• [Description of the task]
Reproduce all of the data exactly, with no line skipped.

• [The records]

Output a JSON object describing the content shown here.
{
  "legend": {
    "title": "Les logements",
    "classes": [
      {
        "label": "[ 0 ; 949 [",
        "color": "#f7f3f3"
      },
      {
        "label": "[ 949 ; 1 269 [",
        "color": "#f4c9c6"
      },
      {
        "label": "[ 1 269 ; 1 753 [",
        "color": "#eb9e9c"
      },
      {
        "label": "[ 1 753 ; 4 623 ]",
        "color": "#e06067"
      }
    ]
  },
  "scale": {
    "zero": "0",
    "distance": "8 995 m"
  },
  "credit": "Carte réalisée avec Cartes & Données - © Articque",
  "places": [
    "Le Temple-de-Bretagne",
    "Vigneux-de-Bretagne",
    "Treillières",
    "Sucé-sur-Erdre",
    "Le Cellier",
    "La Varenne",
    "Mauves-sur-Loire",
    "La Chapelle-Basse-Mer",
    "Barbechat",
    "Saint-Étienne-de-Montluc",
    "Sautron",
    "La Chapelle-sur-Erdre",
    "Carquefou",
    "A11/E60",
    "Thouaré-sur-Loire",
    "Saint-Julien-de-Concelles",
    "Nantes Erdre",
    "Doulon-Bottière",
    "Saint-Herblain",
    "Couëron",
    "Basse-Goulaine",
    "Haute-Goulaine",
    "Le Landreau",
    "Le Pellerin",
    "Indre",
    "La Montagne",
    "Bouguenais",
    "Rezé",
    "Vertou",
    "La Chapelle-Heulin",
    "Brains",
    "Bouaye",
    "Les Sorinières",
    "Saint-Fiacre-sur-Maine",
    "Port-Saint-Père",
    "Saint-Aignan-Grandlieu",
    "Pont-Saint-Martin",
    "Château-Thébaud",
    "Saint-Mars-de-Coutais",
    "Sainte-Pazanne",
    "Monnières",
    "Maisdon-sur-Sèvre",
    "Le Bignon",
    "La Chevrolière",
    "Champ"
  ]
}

• [Answer to this problem]
Output a JSON object describing the content shown here.
{
  "legend": {
    "title": "Les logements",
    "classes": [
      {
        "label": "[ 0 ; 949 [",
        "color": "#f7f3f3"
      },
      {
        "label": "[ 949 ; 1 269 [",
        "color": "#f4c9c6"
      },
      {
        "label": "[ 1 269 ; 1 753 [",
        "color": "#eb9e9c"
      },
      {
        "label": "[ 1 753 ; 4 623 ]",
        "color": "#e06067"
      }
    ]
  },
  "scale": {
    "zero": "0",
    "distance": "8 995 m"
  },
  "credit": "Carte réalisée avec Cartes & Données - © Articque",
  "places": [
    "Le Temple-de-Bretagne",
    "Vigneux-de-Bretagne",
    "Treillières",
    "Sucé-sur-Erdre",
    "Le Cellier",
    "La Varenne",
    "Mauves-sur-Loire",
    "La Chapelle-Basse-Mer",
    "Barbechat",
    "Saint-Étienne-de-Montluc",
    "Sautron",
    "La Chapelle-sur-Erdre",
    "Carquefou",
    "A11/E60",
    "Thouaré-sur-Loire",
    "Saint-Julien-de-Concelles",
    "Nantes Erdre",
    "Doulon-Bottière",
    "Saint-Herblain",
    "Couëron",
    "Basse-Goulaine",
    "Haute-Goulaine",
    "Le Landreau",
    "Le Pellerin",
    "Indre",
    "La Montagne",
    "Bouguenais",
    "Rezé",
    "Vertou",
    "La Chapelle-Heulin",
    "Brains",
    "Bouaye",
    "Les Sorinières",
    "Saint-Fiacre-sur-Maine",
    "Port-Saint-Père",
    "Saint-Aignan-Grandlieu",
    "Pont-Saint-Martin",
    "Château-Thébaud",
    "Saint-Mars-de-Coutais",
    "Sainte-Pazanne",
    "Monnières",
    "Maisdon-sur-Sèvre",
    "Le Bignon",
    "La Chevrolière",
    "Champ"
  ]
}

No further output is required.